### What you need to do
Read the data and repeat all of it exactly.

(Stored items from a collection)
▬▬▬▬▬▬▬▬▬▬
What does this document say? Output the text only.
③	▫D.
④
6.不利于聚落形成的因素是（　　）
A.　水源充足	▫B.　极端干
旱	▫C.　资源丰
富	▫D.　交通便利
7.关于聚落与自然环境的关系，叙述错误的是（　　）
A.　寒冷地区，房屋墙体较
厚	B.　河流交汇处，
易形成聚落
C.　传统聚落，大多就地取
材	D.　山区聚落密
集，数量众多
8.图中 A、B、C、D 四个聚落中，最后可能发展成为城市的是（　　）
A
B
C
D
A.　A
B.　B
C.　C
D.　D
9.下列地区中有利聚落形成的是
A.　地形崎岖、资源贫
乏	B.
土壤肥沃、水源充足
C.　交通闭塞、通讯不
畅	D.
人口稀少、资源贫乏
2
▬▬▬▬▬▬▬▬▬▬
### Answer to the task
What does this document say? Output the text only.
③	▫D.
④
6.不利于聚落形成的因素是（　　）
A.　水源充足	▫B.　极端干
旱	▫C.　资源丰
富	▫D.　交通便利
7.关于聚落与自然环境的关系，叙述错误的是（　　）
A.　寒冷地区，房屋墙体较
厚	B.　河流交汇处，
易形成聚落
C.　传统聚落，大多就地取
材	D.　山区聚落密
集，数量众多
8.图中 A、B、C、D 四个聚落中，最后可能发展成为城市的是（　　）
A
B
C
D
A.　A
B.　B
C.　C
D.　D
9.下列地区中有利聚落形成的是
A.　地形崎岖、资源贫
乏	B.
土壤肥沃、水源充足
C.　交通闭塞、通讯不
畅	D.
人口稀少、资源贫乏
2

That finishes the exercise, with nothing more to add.